EXERCISE: Records follow. Pull out every line that contains "Bamanga".

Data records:
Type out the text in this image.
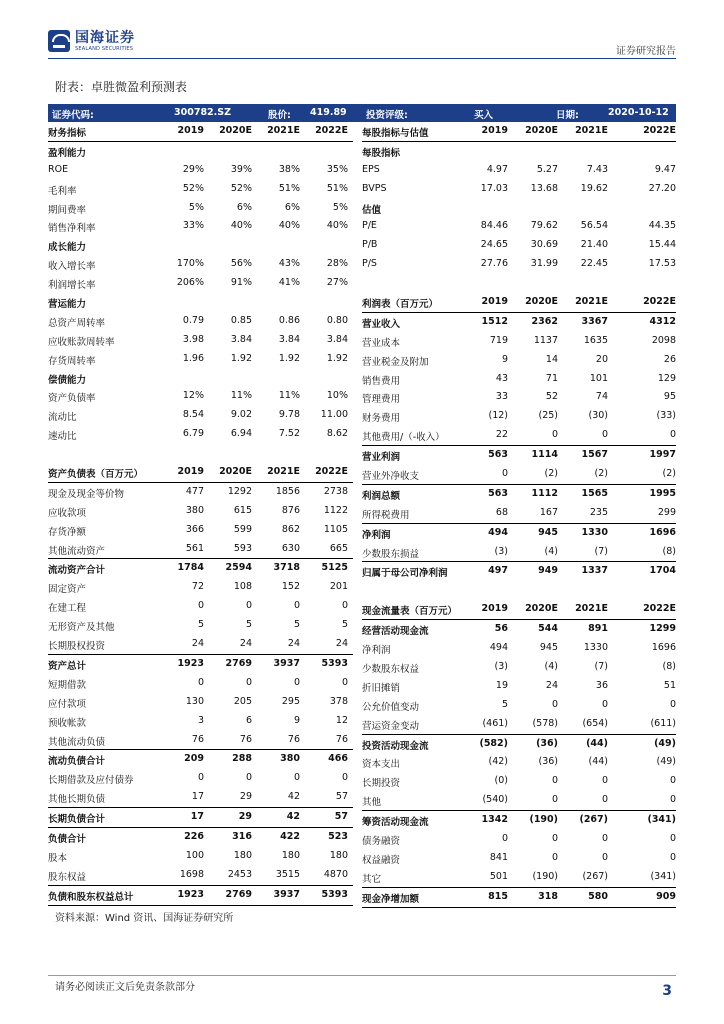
国海证券
SEALAND SECURITIES	证券研究报告
附表：卓胜微盈利预测表
证券代码:	300782.SZ	股价: 419.89 投资评级:	买入	日期:	2020-10-12
财务指标	2019	2020E	2021E	2022E
盈利能力
ROE	29%	39%	38%	35%
毛利率	52%	52%	51%	51%
期间费率	5%	6%	6%	5%
销售净利率	33%	40%	40%	40%
成长能力
收入增长率	170%	56%	43%	28%
利润增长率	206%	91%	41%	27%
营运能力
总资产周转率	0.79	0.85	0.86	0.80
应收账款周转率	3.98	3.84	3.84	3.84
存货周转率	1.96	1.92	1.92	1.92
偿债能力
资产负债率	12%	11%	11%	10%
流动比	8.54	9.02	9.78	11.00
速动比	6.79	6.94	7.52	8.62
资产负债表（百万元）	2019	2020E	2021E	2022E
现金及现金等价物	477	1292	1856	2738
应收款项	380	615	876	1122
存货净额	366	599	862	1105
其他流动资产	561	593	630	665
流动资产合计	1784	2594	3718	5125
固定资产	72	108	152	201
在建工程	0	0	0	0
无形资产及其他	5	5	5	5
长期股权投资	24	24	24	24
资产总计	1923	2769	3937	5393
短期借款	0	0	0	0
应付款项	130	205	295	378
预收帐款	3	6	9	12
其他流动负债	76	76	76	76
流动负债合计	209	288	380	466
长期借款及应付债券	0	0	0	0
其他长期负债	17	29	42	57
长期负债合计	17	29	42	57
负债合计	226	316	422	523
股本	100	180	180	180
股东权益	1698	2453	3515	4870
负债和股东权益总计	1923	2769	3937	5393
每股指标与估值	2019	2020E	2021E	2022E
每股指标
EPS	4.97	5.27	7.43	9.47
BVPS	17.03	13.68	19.62	27.20
估值
P/E	84.46	79.62	56.54	44.35
P/B	24.65	30.69	21.40	15.44
P/S	27.76	31.99	22.45	17.53
利润表（百万元）	2019	2020E	2021E	2022E
营业收入	1512	2362	3367	4312
营业成本	719	1137	1635	2098
营业税金及附加	9	14	20	26
销售费用	43	71	101	129
管理费用	33	52	74	95
财务费用	(12)	(25)	(30)	(33)
其他费用/（-收入）	22	0	0	0
营业利润	563	1114	1567	1997
营业外净收支	0	(2)	(2)	(2)
利润总额	563	1112	1565	1995
所得税费用	68	167	235	299
净利润	494	945	1330	1696
少数股东损益	(3)	(4)	(7)	(8)
归属于母公司净利润	497	949	1337	1704
现金流量表（百万元）	2019	2020E	2021E	2022E
经营活动现金流	56	544	891	1299
净利润	494	945	1330	1696
少数股东权益	(3)	(4)	(7)	(8)
折旧摊销	19	24	36	51
公允价值变动	5	0	0	0
营运资金变动	(461)	(578)	(654)	(611)
投资活动现金流	(582)	(36)	(44)	(49)
资本支出	(42)	(36)	(44)	(49)
长期投资	(0)	0	0	0
其他	(540)	0	0	0
筹资活动现金流	1342	(190)	(267)	(341)
债务融资	0	0	0	0
权益融资	841	0	0	0
其它	501	(190)	(267)	(341)
现金净增加额	815	318	580	909
资料来源：Wind 资讯、国海证券研究所
请务必阅读正文后免责条款部分	3
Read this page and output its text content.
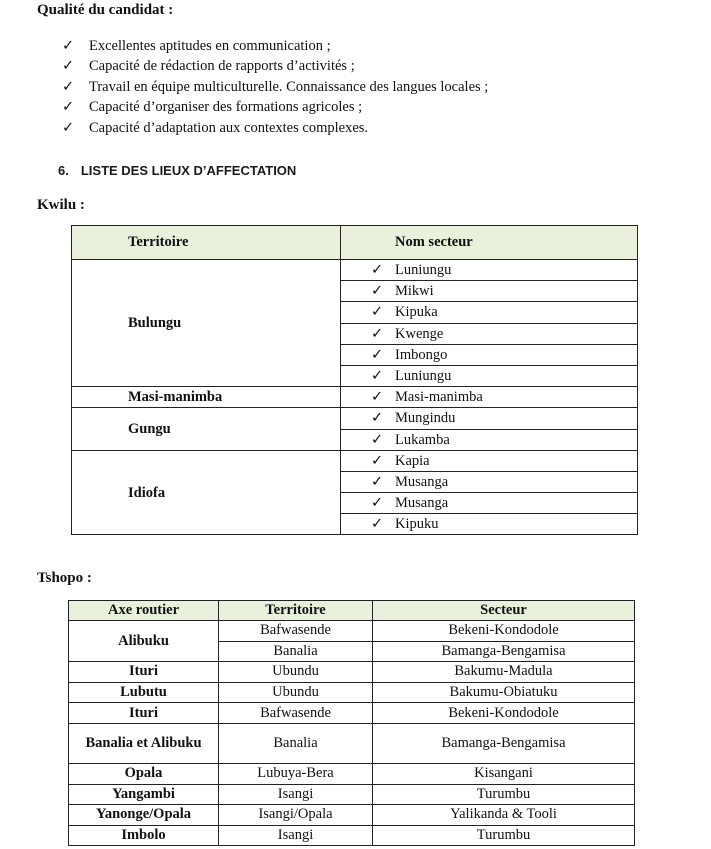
Qualité du candidat :
✓ Excellentes aptitudes en communication ;
✓ Capacité de rédaction de rapports d’activités ;
✓ Travail en équipe multiculturelle. Connaissance des langues locales ;
✓ Capacité d’organiser des formations agricoles ;
✓ Capacité d’adaptation aux contextes complexes.
6. LISTE DES LIEUX D’AFFECTATION
Kwilu :
Territoire	Nom secteur
Bulungu	✓ Luniungu
	✓ Mikwi
	✓ Kipuka
	✓ Kwenge
	✓ Imbongo
	✓ Luniungu
Masi-manimba	✓ Masi-manimba
Gungu	✓ Mungindu
	✓ Lukamba
Idiofa	✓ Kapia
	✓ Musanga
	✓ Musanga
	✓ Kipuku
Tshopo :
Axe routier	Territoire	Secteur
Alibuku	Bafwasende	Bekeni-Kondodole
	Banalia	Bamanga-Bengamisa
Ituri	Ubundu	Bakumu-Madula
Lubutu	Ubundu	Bakumu-Obiatuku
Ituri	Bafwasende	Bekeni-Kondodole
Banalia et Alibuku	Banalia	Bamanga-Bengamisa
Opala	Lubuya-Bera	Kisangani
Yangambi	Isangi	Turumbu
Yanonge/Opala	Isangi/Opala	Yalikanda & Tooli
Imbolo	Isangi	Turumbu
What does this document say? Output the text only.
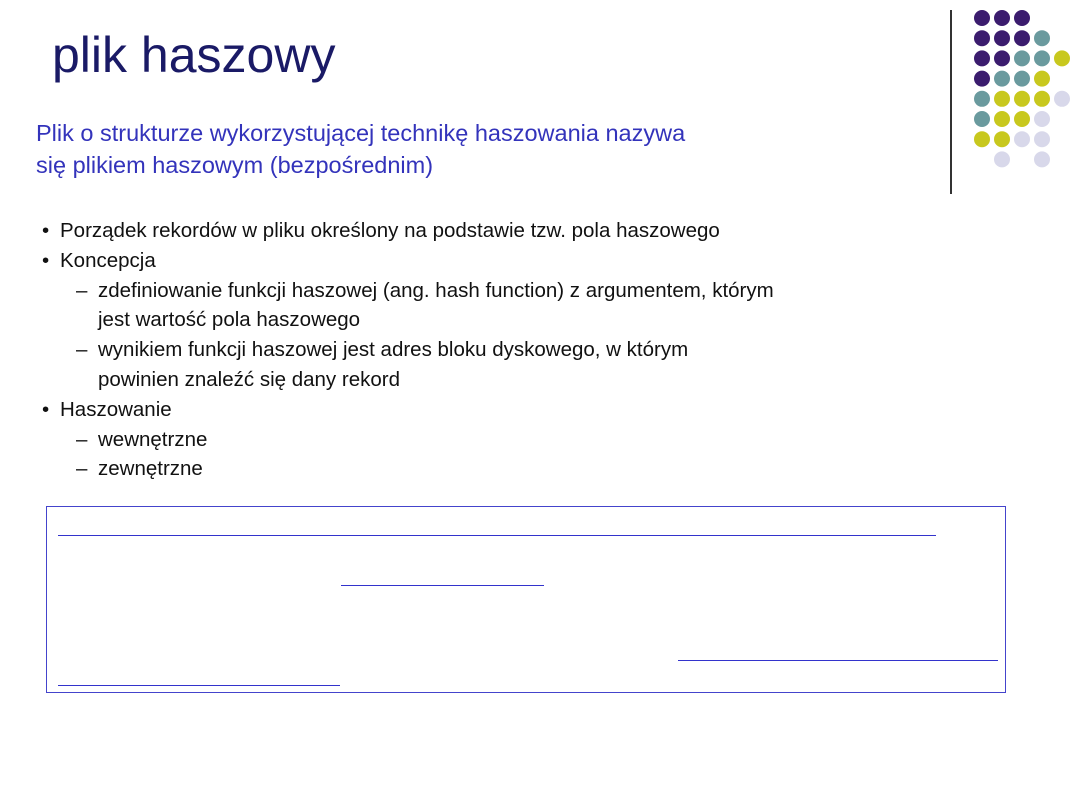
plik haszowy
Plik o strukturze wykorzystującej technikę haszowania nazywa
się plikiem haszowym (bezpośrednim)
• Porządek rekordów w pliku określony na podstawie tzw. pola haszowego
• Koncepcja
– zdefiniowanie funkcji haszowej (ang. hash function) z argumentem, którym
jest wartość pola haszowego
– wynikiem funkcji haszowej jest adres bloku dyskowego, w którym
powinien znaleźć się dany rekord
• Haszowanie
– wewnętrzne
– zewnętrzne
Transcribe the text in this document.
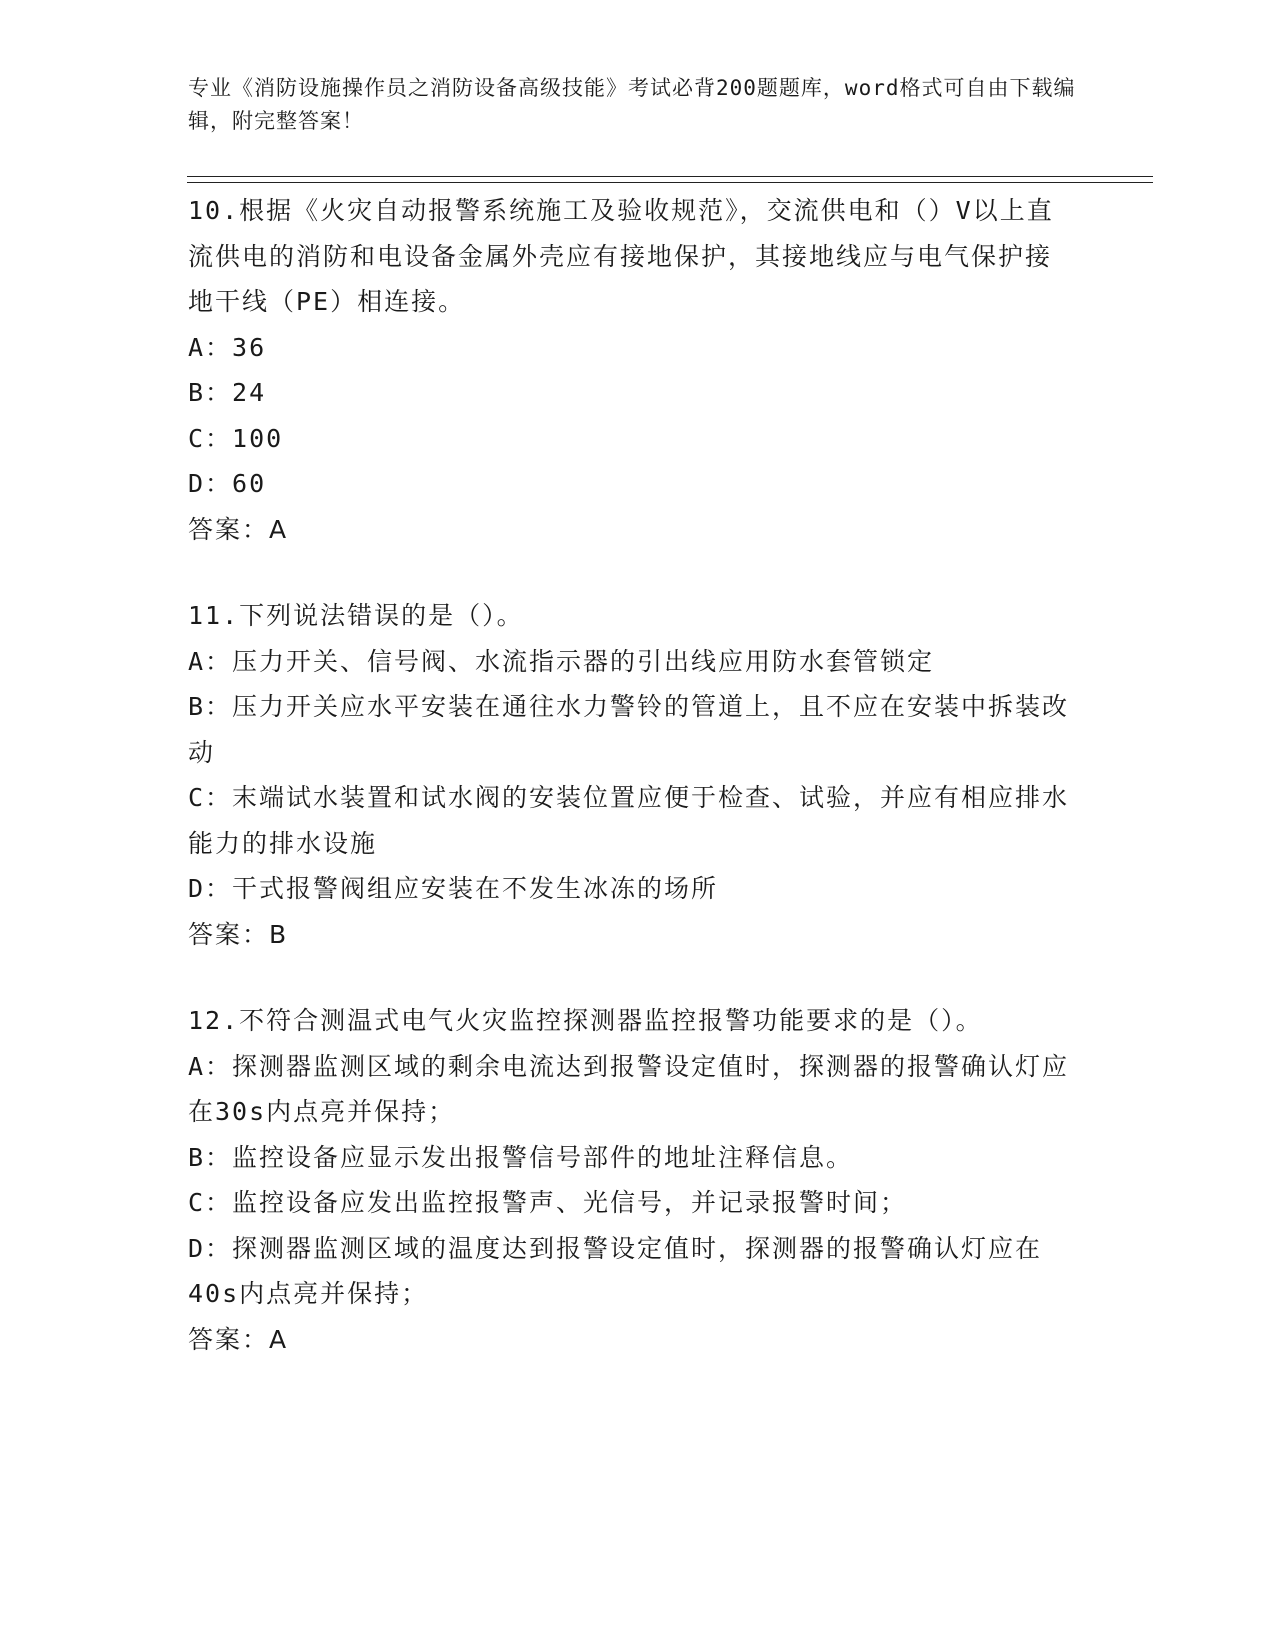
专业《消防设施操作员之消防设备高级技能》考试必背200题题库，word格式可自由下载编辑，附完整答案！

10.根据《火灾自动报警系统施工及验收规范》，交流供电和（）V以上直流供电的消防和电设备金属外壳应有接地保护，其接地线应与电气保护接地干线（PE）相连接。

A：36

B：24

C：100

D：60

答案：A

11.下列说法错误的是（）。

A：压力开关、信号阀、水流指示器的引出线应用防水套管锁定

B：压力开关应水平安装在通往水力警铃的管道上，且不应在安装中拆装改动

C：末端试水装置和试水阀的安装位置应便于检查、试验，并应有相应排水能力的排水设施

D：干式报警阀组应安装在不发生冰冻的场所

答案：B

12.不符合测温式电气火灾监控探测器监控报警功能要求的是（）。

A：探测器监测区域的剩余电流达到报警设定值时，探测器的报警确认灯应在30s内点亮并保持；

B：监控设备应显示发出报警信号部件的地址注释信息。

C：监控设备应发出监控报警声、光信号，并记录报警时间；

D：探测器监测区域的温度达到报警设定值时，探测器的报警确认灯应在40s内点亮并保持；

答案：A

SOLVED PROBLEM:
	Banalia	Bamanga-Bengamisa
Banalia et Alibuku	Banalia	Bamanga-Bengamisa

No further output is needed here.